Task to complete
Give only one thing: the number of lines that include the word "пассажирского".

Collected data

⟨

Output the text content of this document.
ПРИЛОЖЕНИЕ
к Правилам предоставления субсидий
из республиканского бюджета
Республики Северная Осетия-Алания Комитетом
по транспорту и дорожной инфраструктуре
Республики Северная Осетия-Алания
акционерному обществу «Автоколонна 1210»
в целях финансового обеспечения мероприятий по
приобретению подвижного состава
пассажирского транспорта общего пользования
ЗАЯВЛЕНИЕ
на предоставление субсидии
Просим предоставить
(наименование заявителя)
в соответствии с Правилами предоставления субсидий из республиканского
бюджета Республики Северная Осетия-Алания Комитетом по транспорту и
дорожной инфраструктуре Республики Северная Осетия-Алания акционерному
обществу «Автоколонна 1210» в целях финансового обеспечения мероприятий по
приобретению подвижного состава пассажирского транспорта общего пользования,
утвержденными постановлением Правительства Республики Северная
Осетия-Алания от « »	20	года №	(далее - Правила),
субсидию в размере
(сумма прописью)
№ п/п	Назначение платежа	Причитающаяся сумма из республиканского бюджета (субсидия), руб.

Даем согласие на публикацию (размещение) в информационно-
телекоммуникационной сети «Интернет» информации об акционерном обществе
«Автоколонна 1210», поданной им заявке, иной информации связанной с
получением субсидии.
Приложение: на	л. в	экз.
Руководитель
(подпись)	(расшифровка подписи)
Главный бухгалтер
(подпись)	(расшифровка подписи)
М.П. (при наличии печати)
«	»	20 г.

⟩

Response below
2